Data entries:
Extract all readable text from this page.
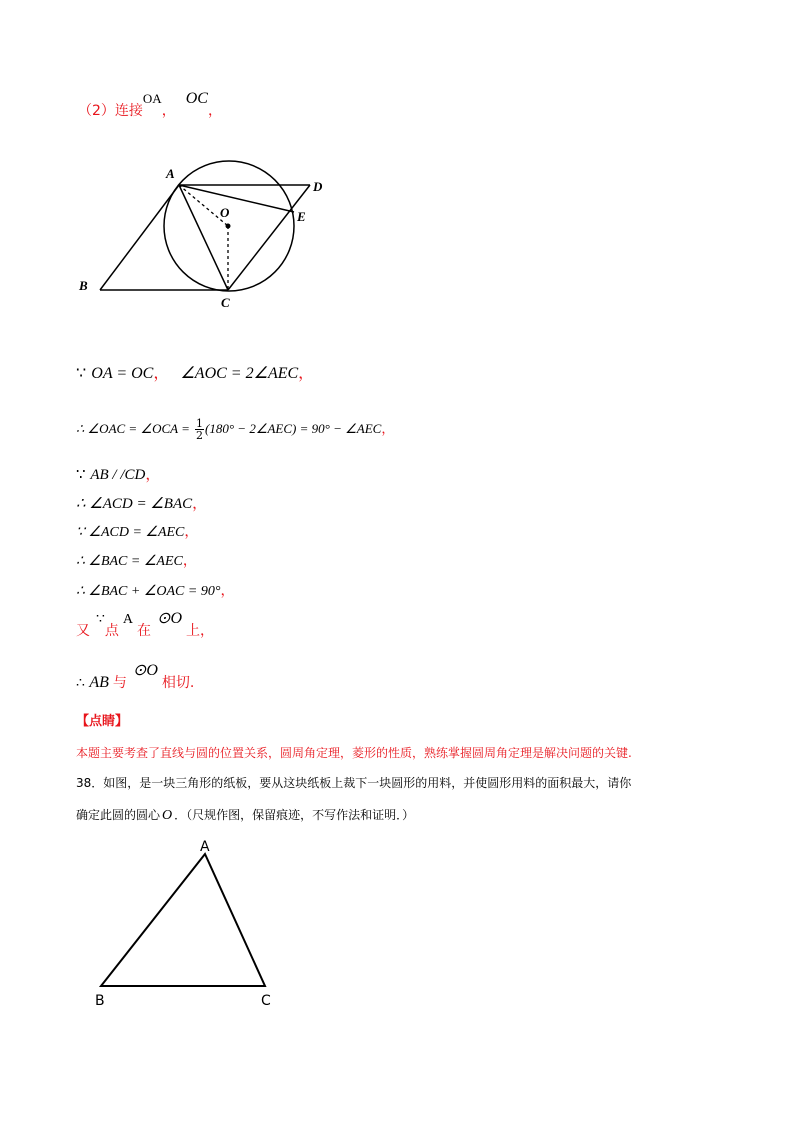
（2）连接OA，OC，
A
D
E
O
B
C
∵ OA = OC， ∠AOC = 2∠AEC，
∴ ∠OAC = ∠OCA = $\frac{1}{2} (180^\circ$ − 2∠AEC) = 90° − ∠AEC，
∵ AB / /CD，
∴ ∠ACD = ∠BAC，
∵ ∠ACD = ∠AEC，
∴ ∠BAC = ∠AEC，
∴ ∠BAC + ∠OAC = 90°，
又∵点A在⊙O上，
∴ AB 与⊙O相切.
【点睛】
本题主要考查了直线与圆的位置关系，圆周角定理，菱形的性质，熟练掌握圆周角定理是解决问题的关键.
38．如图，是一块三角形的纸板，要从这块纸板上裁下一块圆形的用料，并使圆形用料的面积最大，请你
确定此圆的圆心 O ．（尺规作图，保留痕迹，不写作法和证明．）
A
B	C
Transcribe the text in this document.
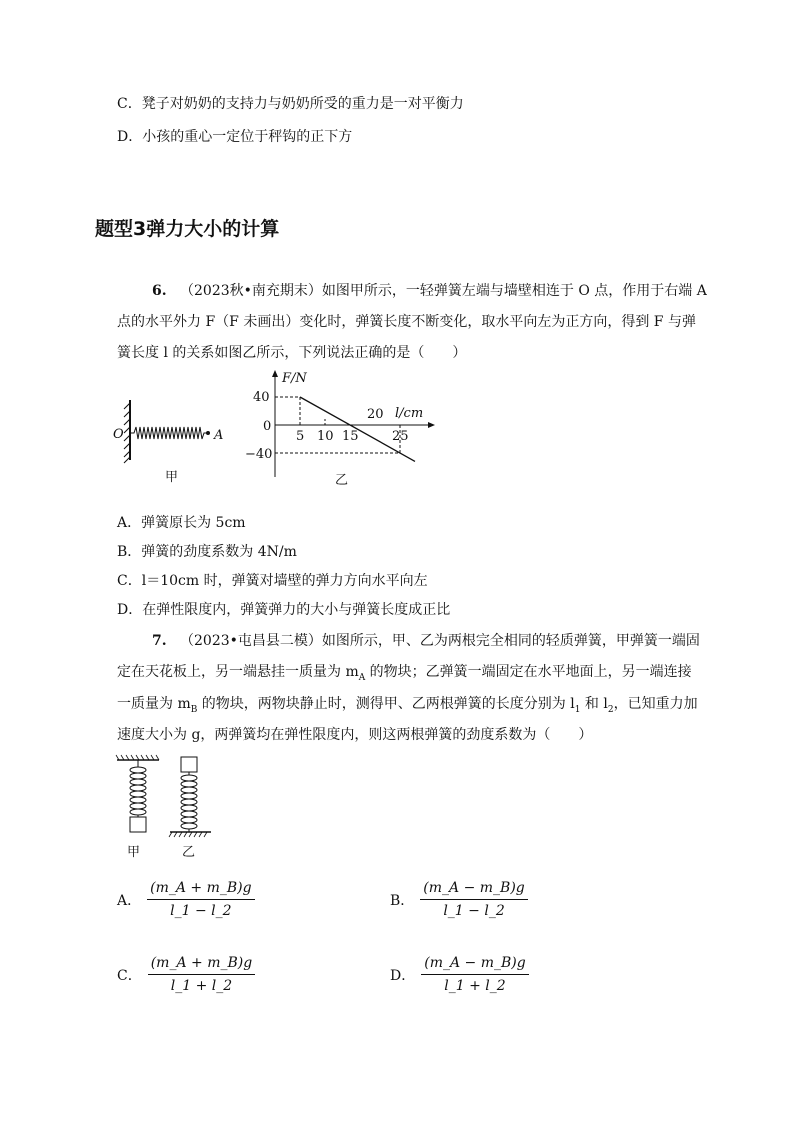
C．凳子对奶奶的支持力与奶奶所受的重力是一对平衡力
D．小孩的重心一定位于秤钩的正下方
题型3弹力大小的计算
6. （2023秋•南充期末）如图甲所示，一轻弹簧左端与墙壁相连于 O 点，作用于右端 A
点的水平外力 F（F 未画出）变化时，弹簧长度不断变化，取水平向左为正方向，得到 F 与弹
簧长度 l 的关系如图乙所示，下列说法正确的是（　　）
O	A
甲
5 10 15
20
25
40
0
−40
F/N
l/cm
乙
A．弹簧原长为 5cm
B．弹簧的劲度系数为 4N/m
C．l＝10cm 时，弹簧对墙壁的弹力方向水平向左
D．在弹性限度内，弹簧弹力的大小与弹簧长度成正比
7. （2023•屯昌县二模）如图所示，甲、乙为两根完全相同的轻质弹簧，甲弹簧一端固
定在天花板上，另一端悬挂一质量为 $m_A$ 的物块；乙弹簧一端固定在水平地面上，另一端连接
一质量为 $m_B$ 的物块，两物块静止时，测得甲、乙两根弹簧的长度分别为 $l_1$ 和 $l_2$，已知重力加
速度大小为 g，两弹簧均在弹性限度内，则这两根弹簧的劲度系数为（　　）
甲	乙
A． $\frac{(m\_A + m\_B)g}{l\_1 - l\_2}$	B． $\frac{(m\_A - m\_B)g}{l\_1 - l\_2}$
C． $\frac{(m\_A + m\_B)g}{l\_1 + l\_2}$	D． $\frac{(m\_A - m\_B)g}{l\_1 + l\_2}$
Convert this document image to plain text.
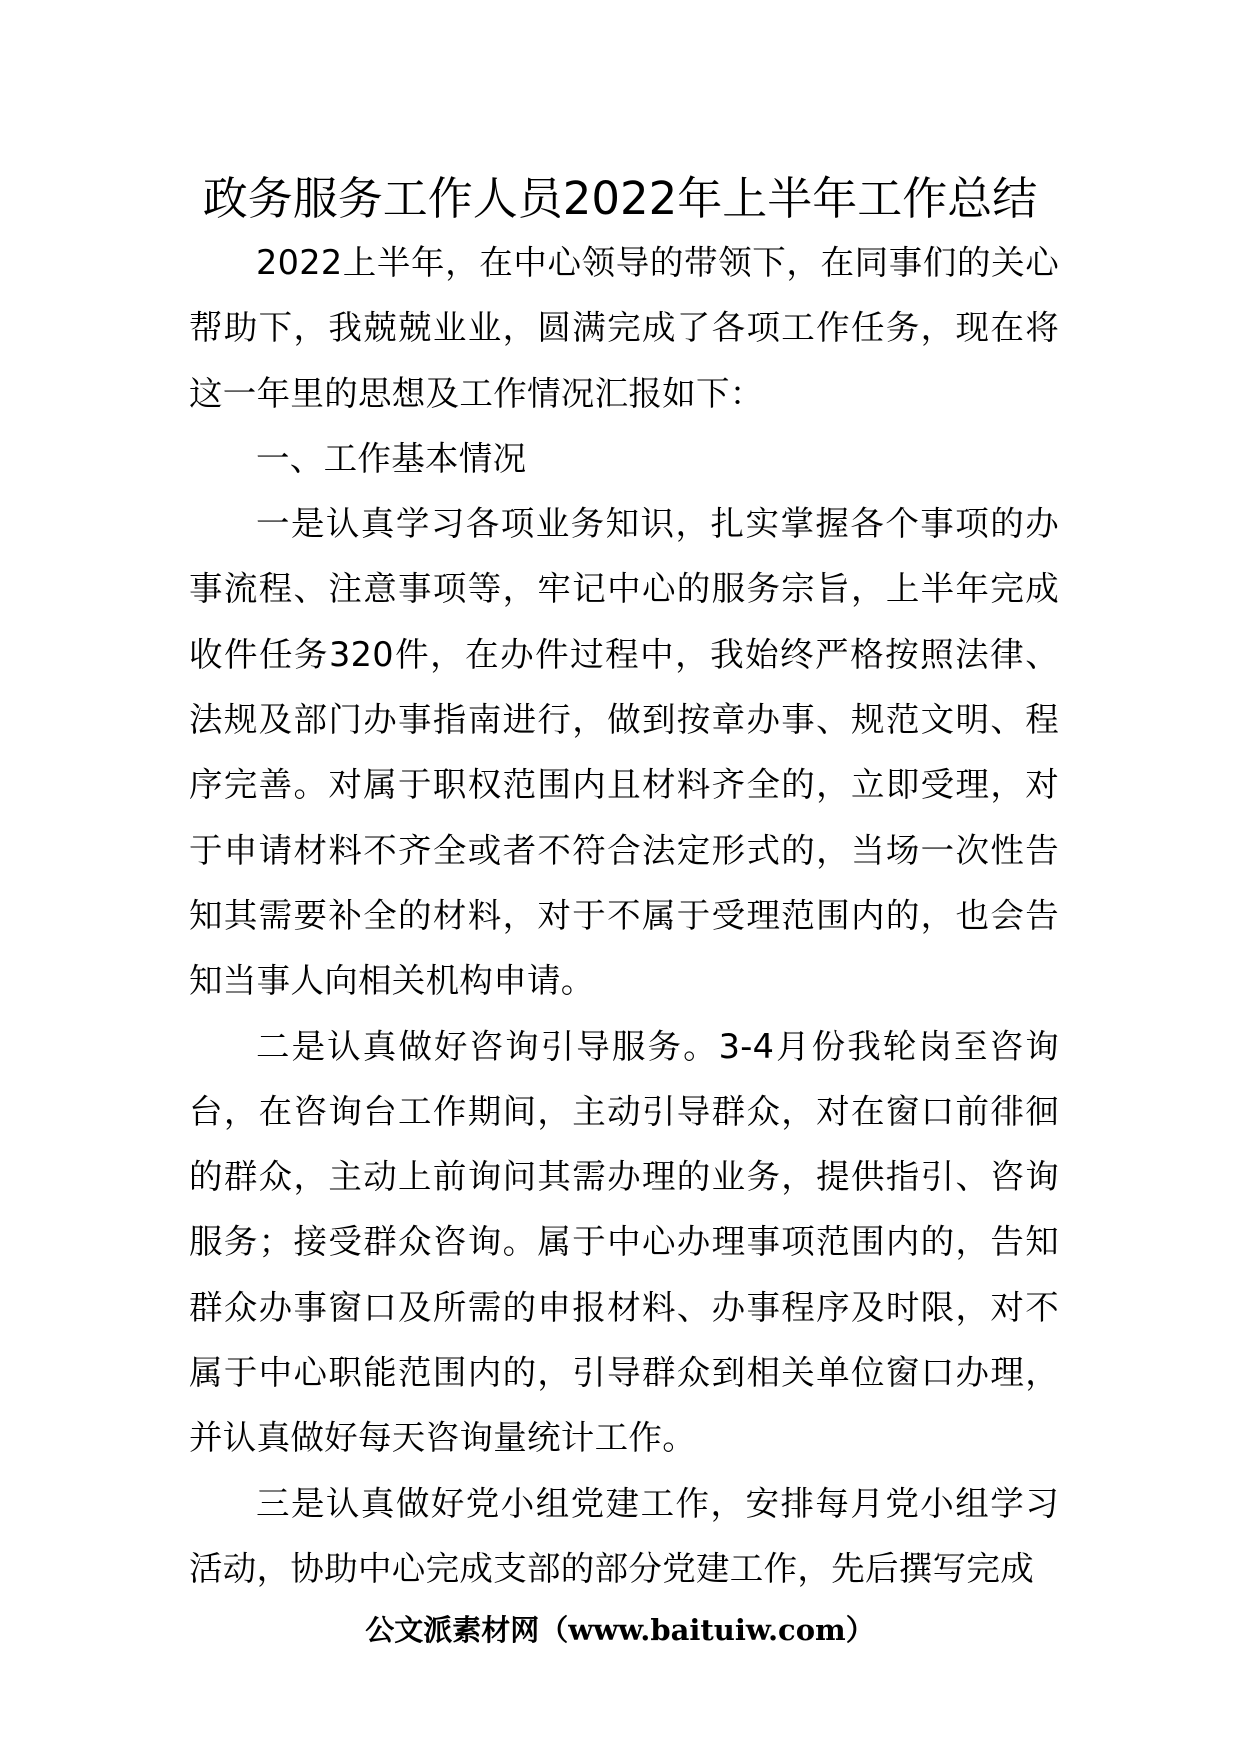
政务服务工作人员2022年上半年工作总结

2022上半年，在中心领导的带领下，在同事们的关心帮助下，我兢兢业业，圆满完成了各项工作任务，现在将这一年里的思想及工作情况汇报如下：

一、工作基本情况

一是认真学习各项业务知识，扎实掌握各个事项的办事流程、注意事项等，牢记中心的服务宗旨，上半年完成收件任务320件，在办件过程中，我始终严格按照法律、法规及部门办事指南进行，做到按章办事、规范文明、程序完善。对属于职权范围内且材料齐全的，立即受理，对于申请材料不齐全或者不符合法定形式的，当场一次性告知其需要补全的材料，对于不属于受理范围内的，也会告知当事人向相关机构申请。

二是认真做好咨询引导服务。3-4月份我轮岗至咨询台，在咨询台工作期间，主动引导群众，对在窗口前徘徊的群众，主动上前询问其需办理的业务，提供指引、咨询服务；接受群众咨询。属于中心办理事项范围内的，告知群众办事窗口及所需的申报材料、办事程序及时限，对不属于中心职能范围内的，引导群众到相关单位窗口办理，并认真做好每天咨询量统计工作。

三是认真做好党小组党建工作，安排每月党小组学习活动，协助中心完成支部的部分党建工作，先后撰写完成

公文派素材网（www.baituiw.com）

Written problem:
Look through the lines above and collect those with the word "frac".

The solution:
∴ ∠OAC = ∠OCA = $\frac{1}{2} (180^\circ$ − 2∠AEC) = 90° − ∠AEC，
A． $\frac{(m\_A + m\_B)g}{l\_1 - l\_2}$	B． $\frac{(m\_A - m\_B)g}{l\_1 - l\_2}$
C． $\frac{(m\_A + m\_B)g}{l\_1 + l\_2}$	D． $\frac{(m\_A - m\_B)g}{l\_1 + l\_2}$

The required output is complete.